From the listing that follows, output everything exactly except the pictures.

[Stored data]
########################################

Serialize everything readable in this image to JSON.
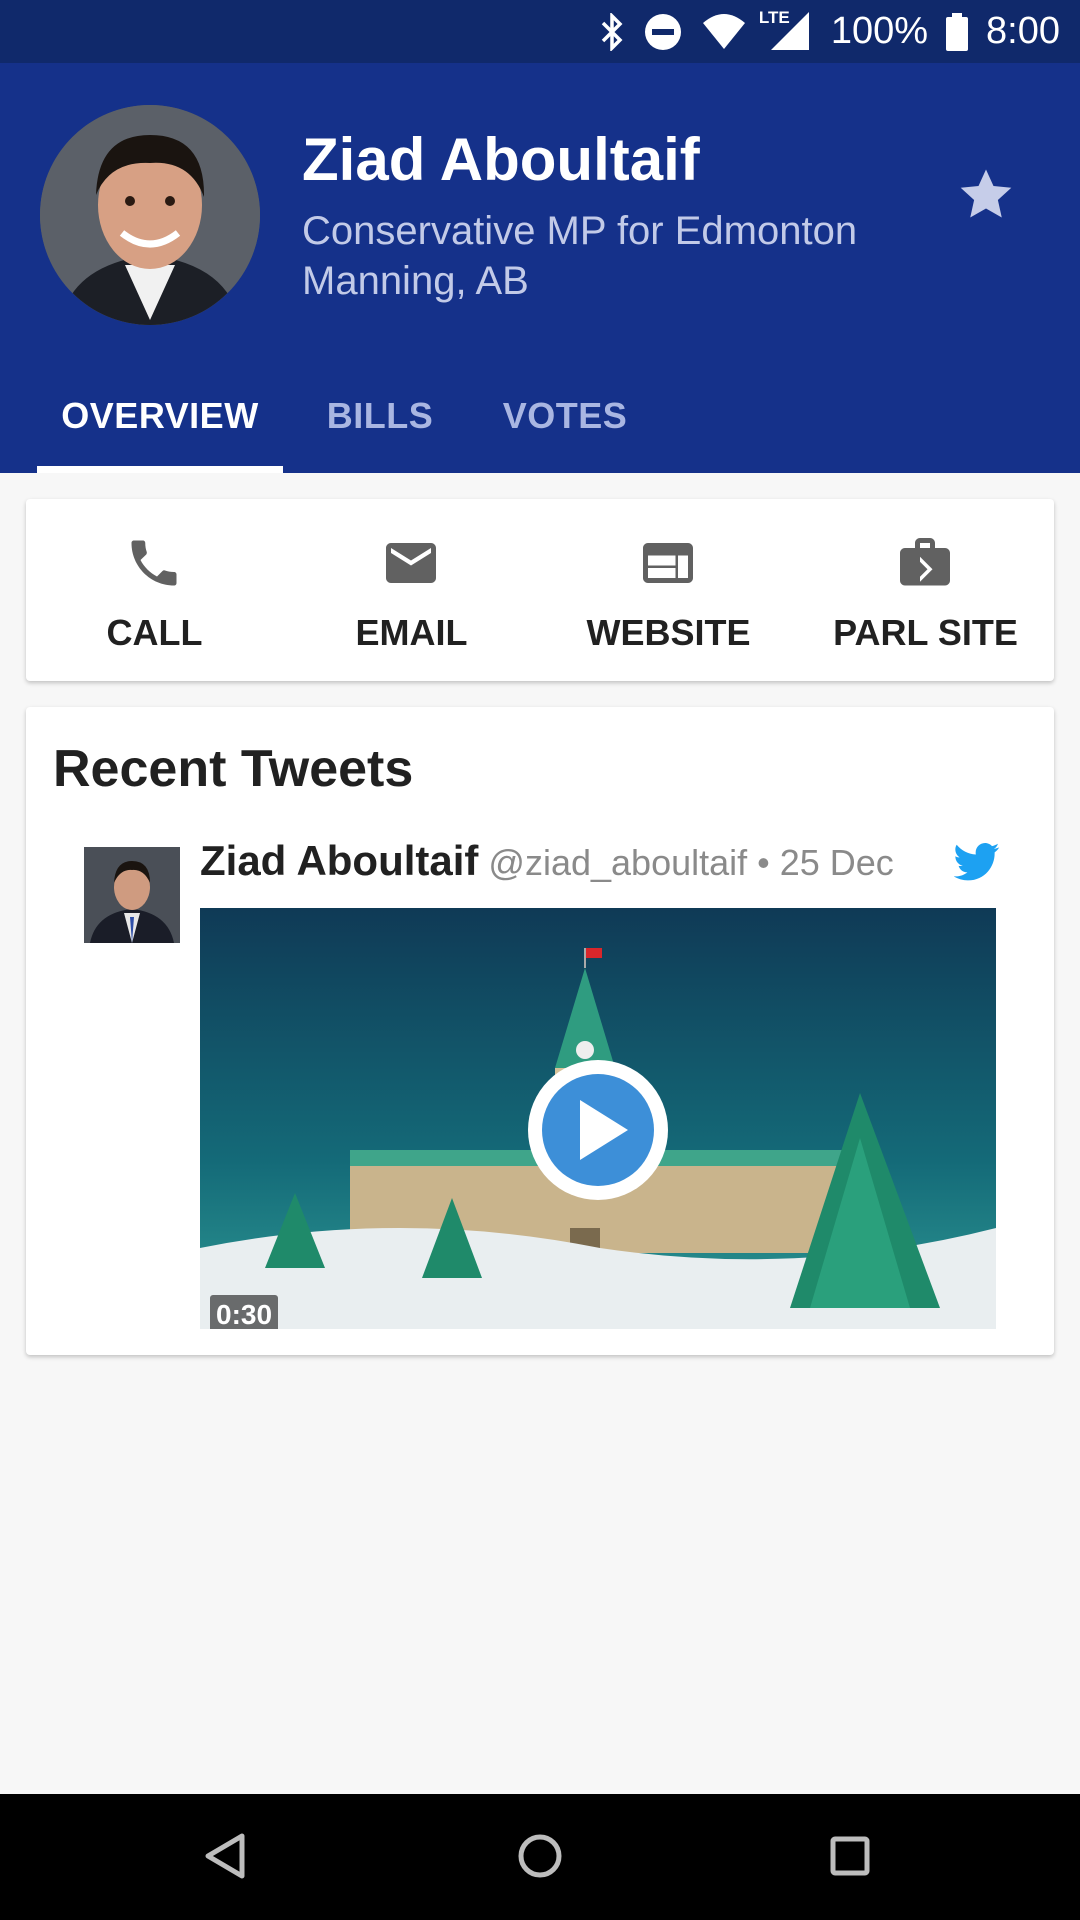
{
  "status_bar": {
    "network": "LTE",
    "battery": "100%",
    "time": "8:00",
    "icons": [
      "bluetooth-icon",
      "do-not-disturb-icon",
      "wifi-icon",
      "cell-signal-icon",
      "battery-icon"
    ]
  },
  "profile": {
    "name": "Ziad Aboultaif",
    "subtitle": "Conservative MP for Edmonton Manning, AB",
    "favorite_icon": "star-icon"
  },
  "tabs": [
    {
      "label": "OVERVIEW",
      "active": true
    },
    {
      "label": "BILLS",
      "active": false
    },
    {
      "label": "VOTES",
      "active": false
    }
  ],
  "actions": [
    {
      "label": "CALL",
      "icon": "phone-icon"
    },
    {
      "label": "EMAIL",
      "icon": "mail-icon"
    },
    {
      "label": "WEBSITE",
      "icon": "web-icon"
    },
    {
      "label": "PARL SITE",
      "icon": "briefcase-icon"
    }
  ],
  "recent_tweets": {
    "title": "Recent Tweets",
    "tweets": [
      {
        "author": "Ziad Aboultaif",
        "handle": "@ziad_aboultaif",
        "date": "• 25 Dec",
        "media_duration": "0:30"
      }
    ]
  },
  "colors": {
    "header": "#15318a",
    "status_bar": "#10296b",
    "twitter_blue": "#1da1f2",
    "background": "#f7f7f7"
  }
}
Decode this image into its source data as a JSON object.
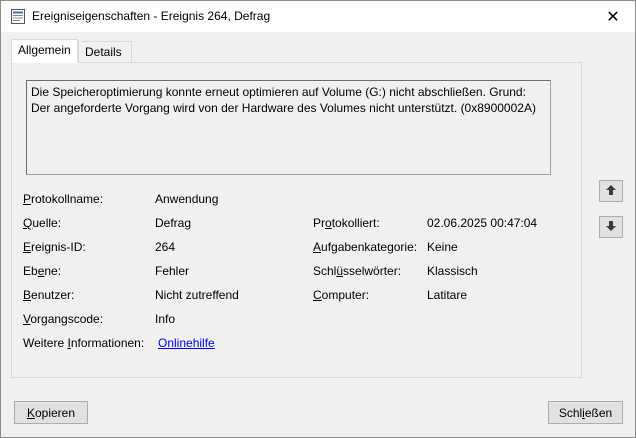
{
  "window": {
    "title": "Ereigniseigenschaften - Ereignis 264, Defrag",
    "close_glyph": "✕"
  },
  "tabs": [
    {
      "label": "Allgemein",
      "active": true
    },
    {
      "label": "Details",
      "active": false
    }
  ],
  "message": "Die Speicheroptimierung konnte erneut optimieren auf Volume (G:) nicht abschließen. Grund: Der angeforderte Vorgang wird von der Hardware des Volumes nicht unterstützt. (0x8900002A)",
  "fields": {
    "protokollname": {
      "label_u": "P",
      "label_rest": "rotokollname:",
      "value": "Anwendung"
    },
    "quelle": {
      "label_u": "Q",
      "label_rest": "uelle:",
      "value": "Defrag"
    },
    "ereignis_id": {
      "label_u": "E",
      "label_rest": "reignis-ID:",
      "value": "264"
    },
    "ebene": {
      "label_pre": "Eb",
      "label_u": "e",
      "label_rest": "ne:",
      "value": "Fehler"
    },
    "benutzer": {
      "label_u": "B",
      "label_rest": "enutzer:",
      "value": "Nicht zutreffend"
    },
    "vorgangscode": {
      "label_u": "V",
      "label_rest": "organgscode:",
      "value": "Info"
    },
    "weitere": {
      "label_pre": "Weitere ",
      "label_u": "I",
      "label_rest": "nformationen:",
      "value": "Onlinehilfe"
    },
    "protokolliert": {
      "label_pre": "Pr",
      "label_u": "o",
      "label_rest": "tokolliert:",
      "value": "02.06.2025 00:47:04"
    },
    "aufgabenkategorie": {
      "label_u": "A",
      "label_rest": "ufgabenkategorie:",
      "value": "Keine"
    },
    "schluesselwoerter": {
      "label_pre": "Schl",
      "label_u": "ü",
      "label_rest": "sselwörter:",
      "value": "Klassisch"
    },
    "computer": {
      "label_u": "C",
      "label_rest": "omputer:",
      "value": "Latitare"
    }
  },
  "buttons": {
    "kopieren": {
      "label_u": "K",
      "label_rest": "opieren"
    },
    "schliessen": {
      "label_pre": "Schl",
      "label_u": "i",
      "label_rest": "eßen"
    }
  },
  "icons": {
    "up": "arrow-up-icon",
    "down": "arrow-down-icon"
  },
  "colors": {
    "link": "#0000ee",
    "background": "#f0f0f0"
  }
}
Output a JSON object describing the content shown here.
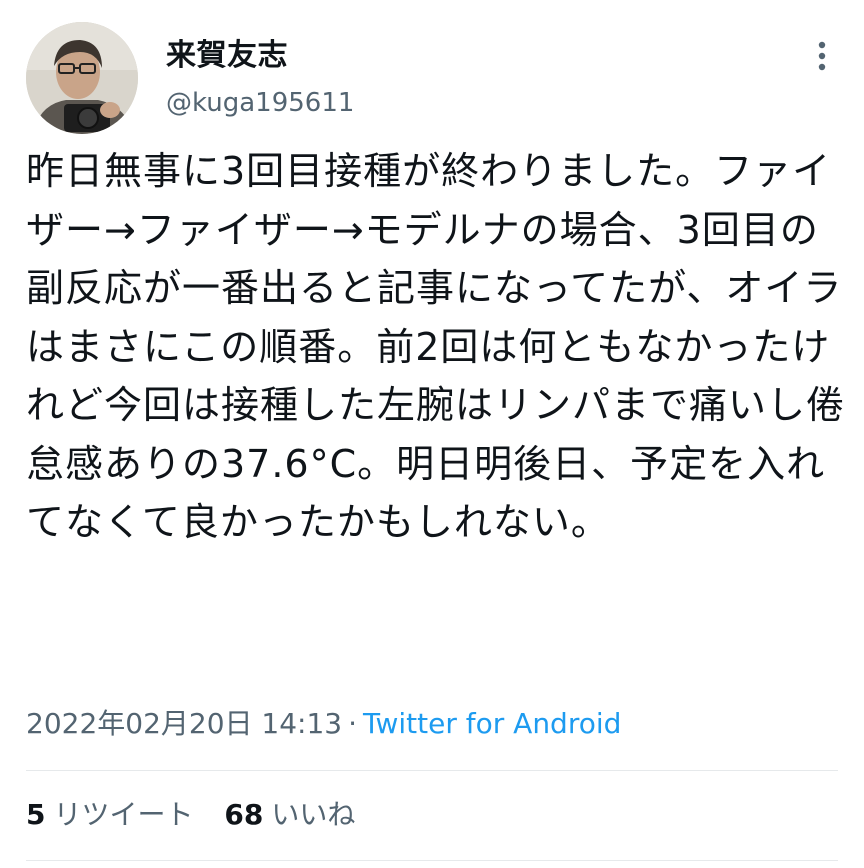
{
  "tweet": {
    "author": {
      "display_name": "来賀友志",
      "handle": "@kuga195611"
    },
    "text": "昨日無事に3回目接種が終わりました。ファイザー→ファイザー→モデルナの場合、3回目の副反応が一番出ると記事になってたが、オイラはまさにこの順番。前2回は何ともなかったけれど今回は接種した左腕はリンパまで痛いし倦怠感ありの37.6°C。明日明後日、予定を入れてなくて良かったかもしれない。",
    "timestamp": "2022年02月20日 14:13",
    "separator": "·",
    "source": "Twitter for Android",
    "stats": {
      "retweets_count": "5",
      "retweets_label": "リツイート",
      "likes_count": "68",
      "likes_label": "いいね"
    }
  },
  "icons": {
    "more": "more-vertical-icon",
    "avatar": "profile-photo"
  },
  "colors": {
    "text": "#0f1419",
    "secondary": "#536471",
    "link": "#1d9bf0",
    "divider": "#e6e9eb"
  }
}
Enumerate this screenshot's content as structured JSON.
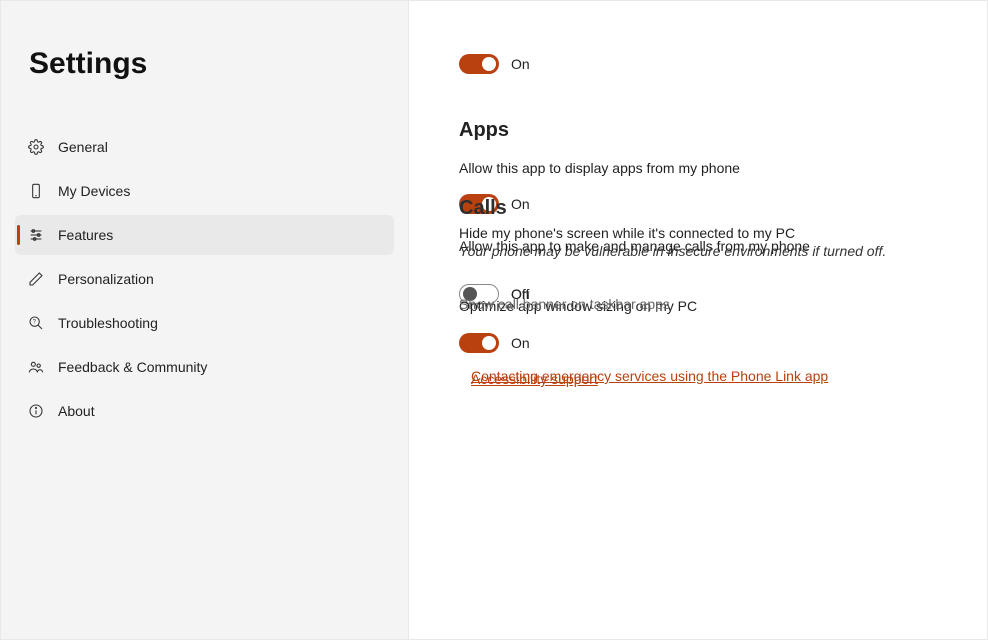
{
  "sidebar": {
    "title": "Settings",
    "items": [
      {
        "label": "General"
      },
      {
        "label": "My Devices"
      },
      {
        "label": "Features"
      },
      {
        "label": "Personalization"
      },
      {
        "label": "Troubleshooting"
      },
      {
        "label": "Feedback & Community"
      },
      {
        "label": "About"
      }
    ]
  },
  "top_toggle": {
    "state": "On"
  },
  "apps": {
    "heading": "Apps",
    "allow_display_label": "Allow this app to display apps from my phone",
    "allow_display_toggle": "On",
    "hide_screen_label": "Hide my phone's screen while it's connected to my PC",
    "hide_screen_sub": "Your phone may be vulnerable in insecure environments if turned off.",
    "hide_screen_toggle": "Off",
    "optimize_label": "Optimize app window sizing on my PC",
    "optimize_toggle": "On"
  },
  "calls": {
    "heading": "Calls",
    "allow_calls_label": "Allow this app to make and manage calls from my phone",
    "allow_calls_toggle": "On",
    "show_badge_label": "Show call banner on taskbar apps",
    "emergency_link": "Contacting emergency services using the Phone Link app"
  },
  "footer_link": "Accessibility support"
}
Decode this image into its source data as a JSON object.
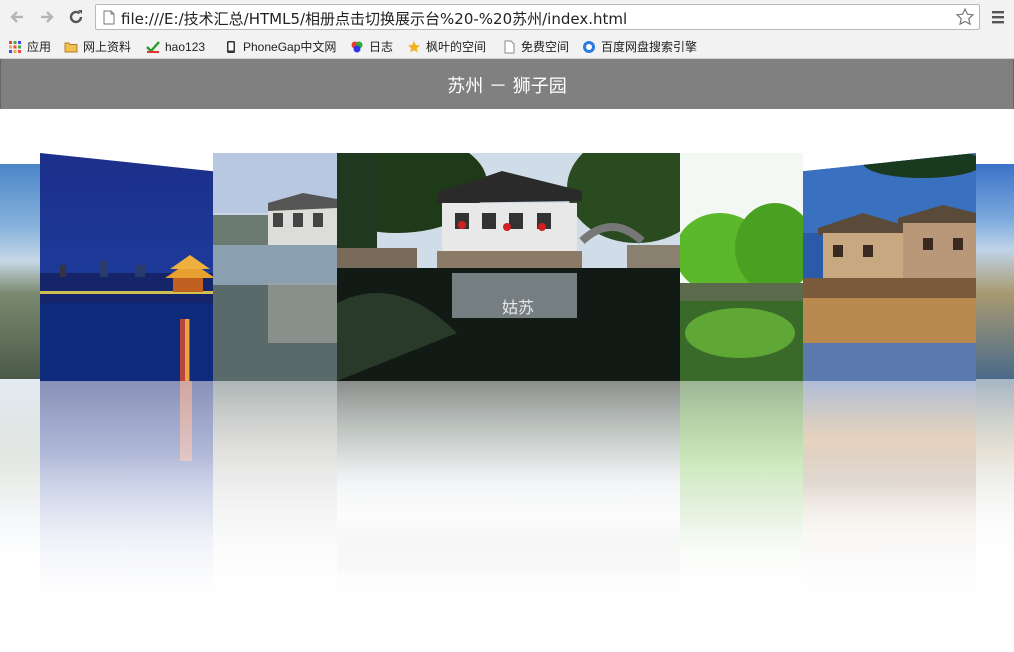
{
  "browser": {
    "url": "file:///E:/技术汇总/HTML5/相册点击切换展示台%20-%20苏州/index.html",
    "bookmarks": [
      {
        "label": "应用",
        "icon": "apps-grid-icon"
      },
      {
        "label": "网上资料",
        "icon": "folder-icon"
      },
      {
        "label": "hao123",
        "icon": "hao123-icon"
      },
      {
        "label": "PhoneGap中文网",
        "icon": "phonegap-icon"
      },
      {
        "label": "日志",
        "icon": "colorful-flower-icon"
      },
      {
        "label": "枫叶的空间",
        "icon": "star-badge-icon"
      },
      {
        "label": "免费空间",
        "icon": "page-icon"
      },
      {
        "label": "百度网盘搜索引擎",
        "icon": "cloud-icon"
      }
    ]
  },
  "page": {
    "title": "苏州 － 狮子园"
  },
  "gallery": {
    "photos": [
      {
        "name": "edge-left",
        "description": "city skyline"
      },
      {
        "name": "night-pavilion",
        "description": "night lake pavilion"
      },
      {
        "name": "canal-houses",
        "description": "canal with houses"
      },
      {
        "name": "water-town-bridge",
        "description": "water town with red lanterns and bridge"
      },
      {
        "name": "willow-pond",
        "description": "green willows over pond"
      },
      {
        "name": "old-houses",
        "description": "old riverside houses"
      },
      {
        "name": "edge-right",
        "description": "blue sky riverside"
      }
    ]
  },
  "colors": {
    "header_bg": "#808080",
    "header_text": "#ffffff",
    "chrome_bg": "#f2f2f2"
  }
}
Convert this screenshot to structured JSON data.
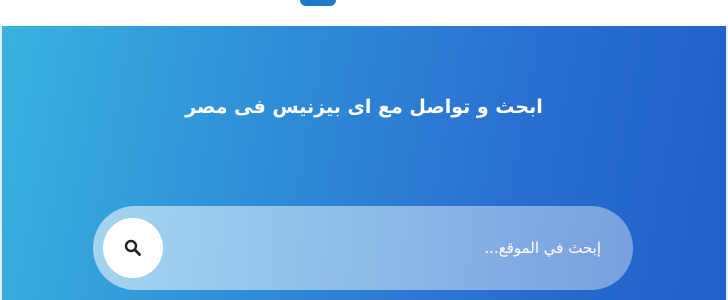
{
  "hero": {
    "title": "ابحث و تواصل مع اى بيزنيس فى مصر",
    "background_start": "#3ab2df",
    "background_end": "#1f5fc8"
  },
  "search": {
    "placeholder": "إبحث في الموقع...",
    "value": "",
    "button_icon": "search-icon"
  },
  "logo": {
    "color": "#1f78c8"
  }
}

########################################

Expected answer:
Serialize everything readable in this image to JSON.
{
  "status_bar": {
    "network": "LTE",
    "battery": "100%",
    "time": "8:00",
    "icons": [
      "bluetooth-icon",
      "do-not-disturb-icon",
      "wifi-icon",
      "cell-signal-icon",
      "battery-icon"
    ]
  },
  "profile": {
    "name": "Ziad Aboultaif",
    "subtitle": "Conservative MP for Edmonton Manning, AB",
    "favorite_icon": "star-icon"
  },
  "tabs": [
    {
      "label": "OVERVIEW",
      "active": true
    },
    {
      "label": "BILLS",
      "active": false
    },
    {
      "label": "VOTES",
      "active": false
    }
  ],
  "actions": [
    {
      "label": "CALL",
      "icon": "phone-icon"
    },
    {
      "label": "EMAIL",
      "icon": "mail-icon"
    },
    {
      "label": "WEBSITE",
      "icon": "web-icon"
    },
    {
      "label": "PARL SITE",
      "icon": "briefcase-icon"
    }
  ],
  "recent_tweets": {
    "title": "Recent Tweets",
    "tweets": [
      {
        "author": "Ziad Aboultaif",
        "handle": "@ziad_aboultaif",
        "date": "• 25 Dec",
        "media_duration": "0:30"
      }
    ]
  },
  "colors": {
    "header": "#15318a",
    "status_bar": "#10296b",
    "twitter_blue": "#1da1f2",
    "background": "#f7f7f7"
  }
}
Decode this image into its source data as a JSON object.
{
  "window": {
    "title": "Ereigniseigenschaften - Ereignis 264, Defrag",
    "close_glyph": "✕"
  },
  "tabs": [
    {
      "label": "Allgemein",
      "active": true
    },
    {
      "label": "Details",
      "active": false
    }
  ],
  "message": "Die Speicheroptimierung konnte erneut optimieren auf Volume (G:) nicht abschließen. Grund: Der angeforderte Vorgang wird von der Hardware des Volumes nicht unterstützt. (0x8900002A)",
  "fields": {
    "protokollname": {
      "label_u": "P",
      "label_rest": "rotokollname:",
      "value": "Anwendung"
    },
    "quelle": {
      "label_u": "Q",
      "label_rest": "uelle:",
      "value": "Defrag"
    },
    "ereignis_id": {
      "label_u": "E",
      "label_rest": "reignis-ID:",
      "value": "264"
    },
    "ebene": {
      "label_pre": "Eb",
      "label_u": "e",
      "label_rest": "ne:",
      "value": "Fehler"
    },
    "benutzer": {
      "label_u": "B",
      "label_rest": "enutzer:",
      "value": "Nicht zutreffend"
    },
    "vorgangscode": {
      "label_u": "V",
      "label_rest": "organgscode:",
      "value": "Info"
    },
    "weitere": {
      "label_pre": "Weitere ",
      "label_u": "I",
      "label_rest": "nformationen:",
      "value": "Onlinehilfe"
    },
    "protokolliert": {
      "label_pre": "Pr",
      "label_u": "o",
      "label_rest": "tokolliert:",
      "value": "02.06.2025 00:47:04"
    },
    "aufgabenkategorie": {
      "label_u": "A",
      "label_rest": "ufgabenkategorie:",
      "value": "Keine"
    },
    "schluesselwoerter": {
      "label_pre": "Schl",
      "label_u": "ü",
      "label_rest": "sselwörter:",
      "value": "Klassisch"
    },
    "computer": {
      "label_u": "C",
      "label_rest": "omputer:",
      "value": "Latitare"
    }
  },
  "buttons": {
    "kopieren": {
      "label_u": "K",
      "label_rest": "opieren"
    },
    "schliessen": {
      "label_pre": "Schl",
      "label_u": "i",
      "label_rest": "eßen"
    }
  },
  "icons": {
    "up": "arrow-up-icon",
    "down": "arrow-down-icon"
  },
  "colors": {
    "link": "#0000ee",
    "background": "#f0f0f0"
  }
}
Output a JSON object describing the content shown here.
{
  "tweet": {
    "author": {
      "display_name": "来賀友志",
      "handle": "@kuga195611"
    },
    "text": "昨日無事に3回目接種が終わりました。ファイザー→ファイザー→モデルナの場合、3回目の副反応が一番出ると記事になってたが、オイラはまさにこの順番。前2回は何ともなかったけれど今回は接種した左腕はリンパまで痛いし倦怠感ありの37.6°C。明日明後日、予定を入れてなくて良かったかもしれない。",
    "timestamp": "2022年02月20日 14:13",
    "separator": "·",
    "source": "Twitter for Android",
    "stats": {
      "retweets_count": "5",
      "retweets_label": "リツイート",
      "likes_count": "68",
      "likes_label": "いいね"
    }
  },
  "icons": {
    "more": "more-vertical-icon",
    "avatar": "profile-photo"
  },
  "colors": {
    "text": "#0f1419",
    "secondary": "#536471",
    "link": "#1d9bf0",
    "divider": "#e6e9eb"
  }
}
Enumerate this screenshot's content as structured JSON.
{
  "sidebar": {
    "title": "Settings",
    "items": [
      {
        "label": "General"
      },
      {
        "label": "My Devices"
      },
      {
        "label": "Features"
      },
      {
        "label": "Personalization"
      },
      {
        "label": "Troubleshooting"
      },
      {
        "label": "Feedback & Community"
      },
      {
        "label": "About"
      }
    ]
  },
  "top_toggle": {
    "state": "On"
  },
  "apps": {
    "heading": "Apps",
    "allow_display_label": "Allow this app to display apps from my phone",
    "allow_display_toggle": "On",
    "hide_screen_label": "Hide my phone's screen while it's connected to my PC",
    "hide_screen_sub": "Your phone may be vulnerable in insecure environments if turned off.",
    "hide_screen_toggle": "Off",
    "optimize_label": "Optimize app window sizing on my PC",
    "optimize_toggle": "On"
  },
  "calls": {
    "heading": "Calls",
    "allow_calls_label": "Allow this app to make and manage calls from my phone",
    "allow_calls_toggle": "On",
    "show_badge_label": "Show call banner on taskbar apps",
    "emergency_link": "Contacting emergency services using the Phone Link app"
  },
  "footer_link": "Accessibility support"
}
Decode this image into its source data as a JSON object.
{
  "browser": {
    "url": "file:///E:/技术汇总/HTML5/相册点击切换展示台%20-%20苏州/index.html",
    "bookmarks": [
      {
        "label": "应用",
        "icon": "apps-grid-icon"
      },
      {
        "label": "网上资料",
        "icon": "folder-icon"
      },
      {
        "label": "hao123",
        "icon": "hao123-icon"
      },
      {
        "label": "PhoneGap中文网",
        "icon": "phonegap-icon"
      },
      {
        "label": "日志",
        "icon": "colorful-flower-icon"
      },
      {
        "label": "枫叶的空间",
        "icon": "star-badge-icon"
      },
      {
        "label": "免费空间",
        "icon": "page-icon"
      },
      {
        "label": "百度网盘搜索引擎",
        "icon": "cloud-icon"
      }
    ]
  },
  "page": {
    "title": "苏州 － 狮子园"
  },
  "gallery": {
    "photos": [
      {
        "name": "edge-left",
        "description": "city skyline"
      },
      {
        "name": "night-pavilion",
        "description": "night lake pavilion"
      },
      {
        "name": "canal-houses",
        "description": "canal with houses"
      },
      {
        "name": "water-town-bridge",
        "description": "water town with red lanterns and bridge"
      },
      {
        "name": "willow-pond",
        "description": "green willows over pond"
      },
      {
        "name": "old-houses",
        "description": "old riverside houses"
      },
      {
        "name": "edge-right",
        "description": "blue sky riverside"
      }
    ]
  },
  "colors": {
    "header_bg": "#808080",
    "header_text": "#ffffff",
    "chrome_bg": "#f2f2f2"
  }
}
Convert this screenshot to structured JSON data.
{
  "hero": {
    "title": "ابحث و تواصل مع اى بيزنيس فى مصر",
    "background_start": "#3ab2df",
    "background_end": "#1f5fc8"
  },
  "search": {
    "placeholder": "إبحث في الموقع...",
    "value": "",
    "button_icon": "search-icon"
  },
  "logo": {
    "color": "#1f78c8"
  }
}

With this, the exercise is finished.